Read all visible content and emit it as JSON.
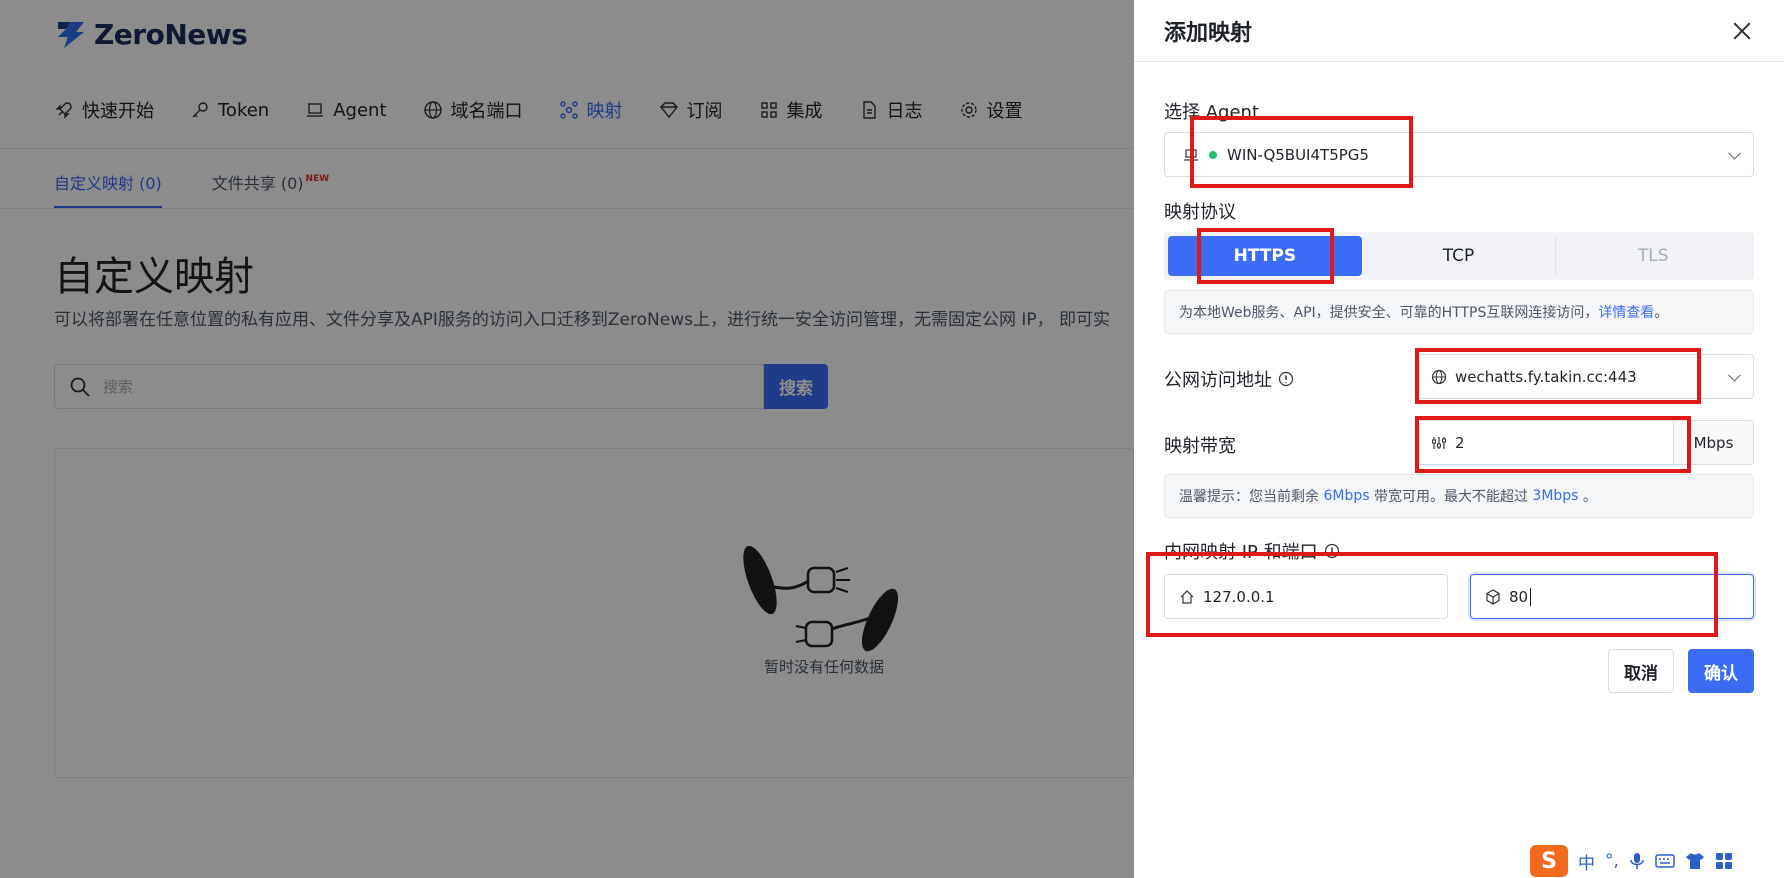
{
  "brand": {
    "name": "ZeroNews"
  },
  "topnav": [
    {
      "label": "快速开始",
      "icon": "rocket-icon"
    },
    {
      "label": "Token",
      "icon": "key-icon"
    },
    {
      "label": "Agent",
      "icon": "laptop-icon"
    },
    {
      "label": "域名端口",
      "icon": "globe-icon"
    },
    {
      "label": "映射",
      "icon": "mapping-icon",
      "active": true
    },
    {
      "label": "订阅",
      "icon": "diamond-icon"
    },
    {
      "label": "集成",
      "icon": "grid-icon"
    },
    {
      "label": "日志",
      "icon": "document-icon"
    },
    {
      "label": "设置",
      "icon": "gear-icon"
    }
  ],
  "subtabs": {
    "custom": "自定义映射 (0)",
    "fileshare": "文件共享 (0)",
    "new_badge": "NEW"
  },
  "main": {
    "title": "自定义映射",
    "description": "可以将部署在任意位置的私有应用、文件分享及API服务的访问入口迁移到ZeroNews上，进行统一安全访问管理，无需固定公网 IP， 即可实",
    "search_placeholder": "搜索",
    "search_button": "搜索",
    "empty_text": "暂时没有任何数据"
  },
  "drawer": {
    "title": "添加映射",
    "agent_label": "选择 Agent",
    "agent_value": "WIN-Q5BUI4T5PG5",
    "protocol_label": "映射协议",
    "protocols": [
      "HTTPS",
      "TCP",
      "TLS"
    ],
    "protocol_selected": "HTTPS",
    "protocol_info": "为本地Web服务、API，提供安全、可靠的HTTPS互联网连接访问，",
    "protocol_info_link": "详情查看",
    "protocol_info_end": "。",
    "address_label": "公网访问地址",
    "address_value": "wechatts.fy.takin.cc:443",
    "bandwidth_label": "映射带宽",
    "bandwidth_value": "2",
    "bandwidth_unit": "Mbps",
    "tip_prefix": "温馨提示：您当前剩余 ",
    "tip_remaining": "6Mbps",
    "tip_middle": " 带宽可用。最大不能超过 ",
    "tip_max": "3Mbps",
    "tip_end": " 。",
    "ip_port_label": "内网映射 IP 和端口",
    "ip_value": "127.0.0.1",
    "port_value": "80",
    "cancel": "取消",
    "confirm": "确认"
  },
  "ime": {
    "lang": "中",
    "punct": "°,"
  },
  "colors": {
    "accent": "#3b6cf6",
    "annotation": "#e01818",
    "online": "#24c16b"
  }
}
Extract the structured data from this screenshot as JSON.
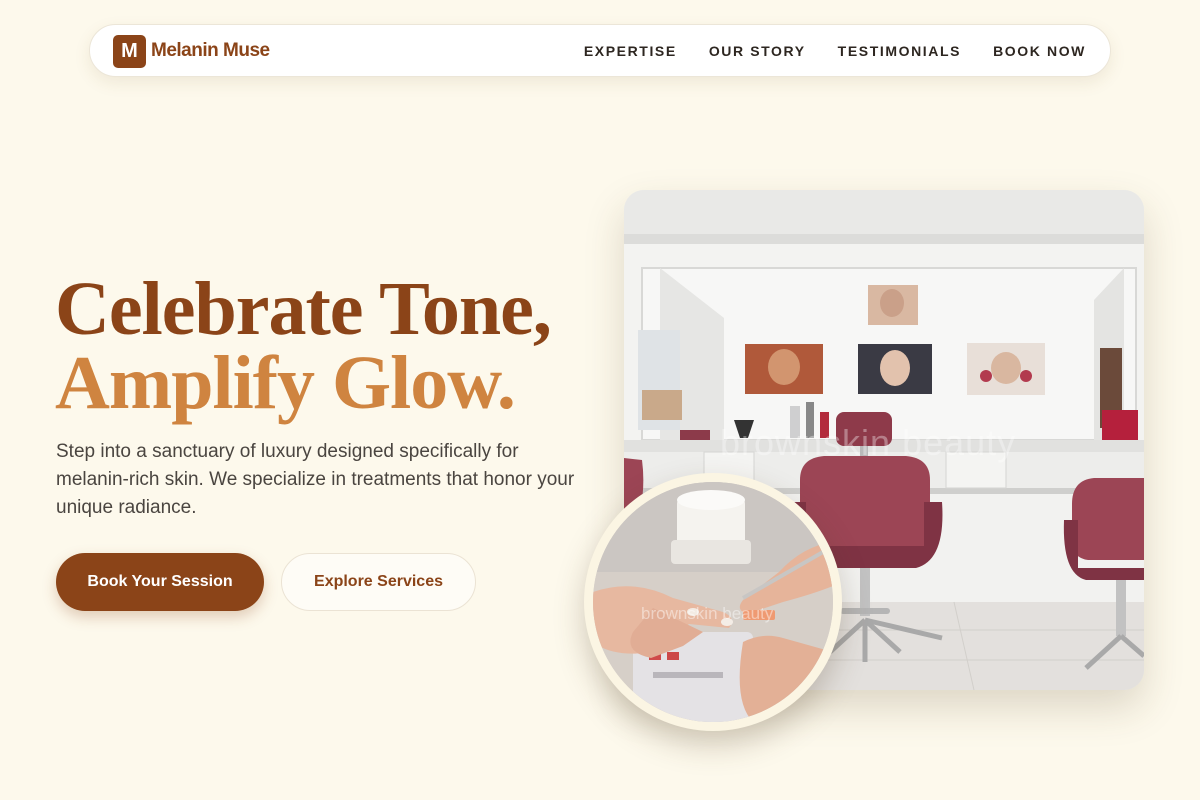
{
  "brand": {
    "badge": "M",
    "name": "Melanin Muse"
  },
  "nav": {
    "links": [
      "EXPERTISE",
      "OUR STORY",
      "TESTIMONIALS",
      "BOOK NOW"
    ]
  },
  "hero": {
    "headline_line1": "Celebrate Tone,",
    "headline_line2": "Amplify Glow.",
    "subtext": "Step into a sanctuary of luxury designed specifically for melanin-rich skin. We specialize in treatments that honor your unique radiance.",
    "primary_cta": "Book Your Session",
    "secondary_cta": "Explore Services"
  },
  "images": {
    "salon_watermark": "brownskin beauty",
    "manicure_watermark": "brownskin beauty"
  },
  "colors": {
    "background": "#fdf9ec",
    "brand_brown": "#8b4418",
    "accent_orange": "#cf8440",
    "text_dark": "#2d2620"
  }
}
- - -
◆ **DO THIS**
Write out the listing above exactly as it stands, pictures excluded.

◆ **SOLUTION**
Read all visible content and emit it as JSON.
{
  "brand": {
    "name": "ZeroNews"
  },
  "topnav": [
    {
      "label": "快速开始",
      "icon": "rocket-icon"
    },
    {
      "label": "Token",
      "icon": "key-icon"
    },
    {
      "label": "Agent",
      "icon": "laptop-icon"
    },
    {
      "label": "域名端口",
      "icon": "globe-icon"
    },
    {
      "label": "映射",
      "icon": "mapping-icon",
      "active": true
    },
    {
      "label": "订阅",
      "icon": "diamond-icon"
    },
    {
      "label": "集成",
      "icon": "grid-icon"
    },
    {
      "label": "日志",
      "icon": "document-icon"
    },
    {
      "label": "设置",
      "icon": "gear-icon"
    }
  ],
  "subtabs": {
    "custom": "自定义映射 (0)",
    "fileshare": "文件共享 (0)",
    "new_badge": "NEW"
  },
  "main": {
    "title": "自定义映射",
    "description": "可以将部署在任意位置的私有应用、文件分享及API服务的访问入口迁移到ZeroNews上，进行统一安全访问管理，无需固定公网 IP， 即可实",
    "search_placeholder": "搜索",
    "search_button": "搜索",
    "empty_text": "暂时没有任何数据"
  },
  "drawer": {
    "title": "添加映射",
    "agent_label": "选择 Agent",
    "agent_value": "WIN-Q5BUI4T5PG5",
    "protocol_label": "映射协议",
    "protocols": [
      "HTTPS",
      "TCP",
      "TLS"
    ],
    "protocol_selected": "HTTPS",
    "protocol_info": "为本地Web服务、API，提供安全、可靠的HTTPS互联网连接访问，",
    "protocol_info_link": "详情查看",
    "protocol_info_end": "。",
    "address_label": "公网访问地址",
    "address_value": "wechatts.fy.takin.cc:443",
    "bandwidth_label": "映射带宽",
    "bandwidth_value": "2",
    "bandwidth_unit": "Mbps",
    "tip_prefix": "温馨提示：您当前剩余 ",
    "tip_remaining": "6Mbps",
    "tip_middle": " 带宽可用。最大不能超过 ",
    "tip_max": "3Mbps",
    "tip_end": " 。",
    "ip_port_label": "内网映射 IP 和端口",
    "ip_value": "127.0.0.1",
    "port_value": "80",
    "cancel": "取消",
    "confirm": "确认"
  },
  "ime": {
    "lang": "中",
    "punct": "°,"
  },
  "colors": {
    "accent": "#3b6cf6",
    "annotation": "#e01818",
    "online": "#24c16b"
  }
}
Extract the structured data from this screenshot as JSON.
{
  "brand": {
    "badge": "M",
    "name": "Melanin Muse"
  },
  "nav": {
    "links": [
      "EXPERTISE",
      "OUR STORY",
      "TESTIMONIALS",
      "BOOK NOW"
    ]
  },
  "hero": {
    "headline_line1": "Celebrate Tone,",
    "headline_line2": "Amplify Glow.",
    "subtext": "Step into a sanctuary of luxury designed specifically for melanin-rich skin. We specialize in treatments that honor your unique radiance.",
    "primary_cta": "Book Your Session",
    "secondary_cta": "Explore Services"
  },
  "images": {
    "salon_watermark": "brownskin beauty",
    "manicure_watermark": "brownskin beauty"
  },
  "colors": {
    "background": "#fdf9ec",
    "brand_brown": "#8b4418",
    "accent_orange": "#cf8440",
    "text_dark": "#2d2620"
  }
}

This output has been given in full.